Requirements:
Collect every line below that contains the word "副理事长".

Source material:
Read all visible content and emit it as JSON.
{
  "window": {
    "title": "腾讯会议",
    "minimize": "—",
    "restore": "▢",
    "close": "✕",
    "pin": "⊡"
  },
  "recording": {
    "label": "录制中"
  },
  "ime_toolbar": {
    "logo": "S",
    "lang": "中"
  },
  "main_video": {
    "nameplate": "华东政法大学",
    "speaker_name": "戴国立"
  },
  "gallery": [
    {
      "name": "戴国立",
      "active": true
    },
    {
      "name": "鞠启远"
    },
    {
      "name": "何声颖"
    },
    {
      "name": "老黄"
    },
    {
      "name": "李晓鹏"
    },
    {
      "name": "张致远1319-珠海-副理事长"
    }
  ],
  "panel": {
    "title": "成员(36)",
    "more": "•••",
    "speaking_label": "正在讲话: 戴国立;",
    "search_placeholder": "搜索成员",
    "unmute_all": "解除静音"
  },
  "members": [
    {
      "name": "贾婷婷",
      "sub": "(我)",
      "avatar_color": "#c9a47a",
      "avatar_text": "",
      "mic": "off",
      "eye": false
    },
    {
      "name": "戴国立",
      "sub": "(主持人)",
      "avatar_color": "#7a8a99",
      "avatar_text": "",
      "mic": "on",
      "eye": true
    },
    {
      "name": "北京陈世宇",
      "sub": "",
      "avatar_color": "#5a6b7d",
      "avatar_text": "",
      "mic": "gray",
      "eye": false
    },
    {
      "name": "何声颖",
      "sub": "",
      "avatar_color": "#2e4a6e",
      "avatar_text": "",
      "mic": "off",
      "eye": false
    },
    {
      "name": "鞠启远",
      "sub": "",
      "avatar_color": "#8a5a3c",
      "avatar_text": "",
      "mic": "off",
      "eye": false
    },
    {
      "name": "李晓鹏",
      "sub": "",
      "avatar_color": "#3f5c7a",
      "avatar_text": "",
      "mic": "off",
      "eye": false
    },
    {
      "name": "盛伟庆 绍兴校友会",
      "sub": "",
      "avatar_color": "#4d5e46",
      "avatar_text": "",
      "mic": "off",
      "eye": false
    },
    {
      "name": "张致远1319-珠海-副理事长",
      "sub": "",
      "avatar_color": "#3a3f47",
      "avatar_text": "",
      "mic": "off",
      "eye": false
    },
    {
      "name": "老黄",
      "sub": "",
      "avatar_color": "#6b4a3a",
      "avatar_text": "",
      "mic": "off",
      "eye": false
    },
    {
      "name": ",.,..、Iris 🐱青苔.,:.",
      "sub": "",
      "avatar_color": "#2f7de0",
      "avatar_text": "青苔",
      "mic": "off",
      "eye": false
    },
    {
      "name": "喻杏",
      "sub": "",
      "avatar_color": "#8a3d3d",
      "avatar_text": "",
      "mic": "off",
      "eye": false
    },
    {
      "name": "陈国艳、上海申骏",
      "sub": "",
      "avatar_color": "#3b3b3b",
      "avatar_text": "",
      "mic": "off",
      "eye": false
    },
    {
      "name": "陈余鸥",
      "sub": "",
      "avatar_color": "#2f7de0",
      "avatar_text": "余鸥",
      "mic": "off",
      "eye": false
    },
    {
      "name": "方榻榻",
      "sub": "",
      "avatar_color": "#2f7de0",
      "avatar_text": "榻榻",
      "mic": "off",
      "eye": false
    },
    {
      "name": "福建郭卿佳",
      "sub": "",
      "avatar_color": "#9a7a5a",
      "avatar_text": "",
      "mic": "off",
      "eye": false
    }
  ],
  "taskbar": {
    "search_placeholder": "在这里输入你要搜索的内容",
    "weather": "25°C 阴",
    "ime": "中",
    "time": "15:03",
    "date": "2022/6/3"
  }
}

Final answer:
      "name": "张致远1319-珠海-副理事长"
      "name": "张致远1319-珠海-副理事长",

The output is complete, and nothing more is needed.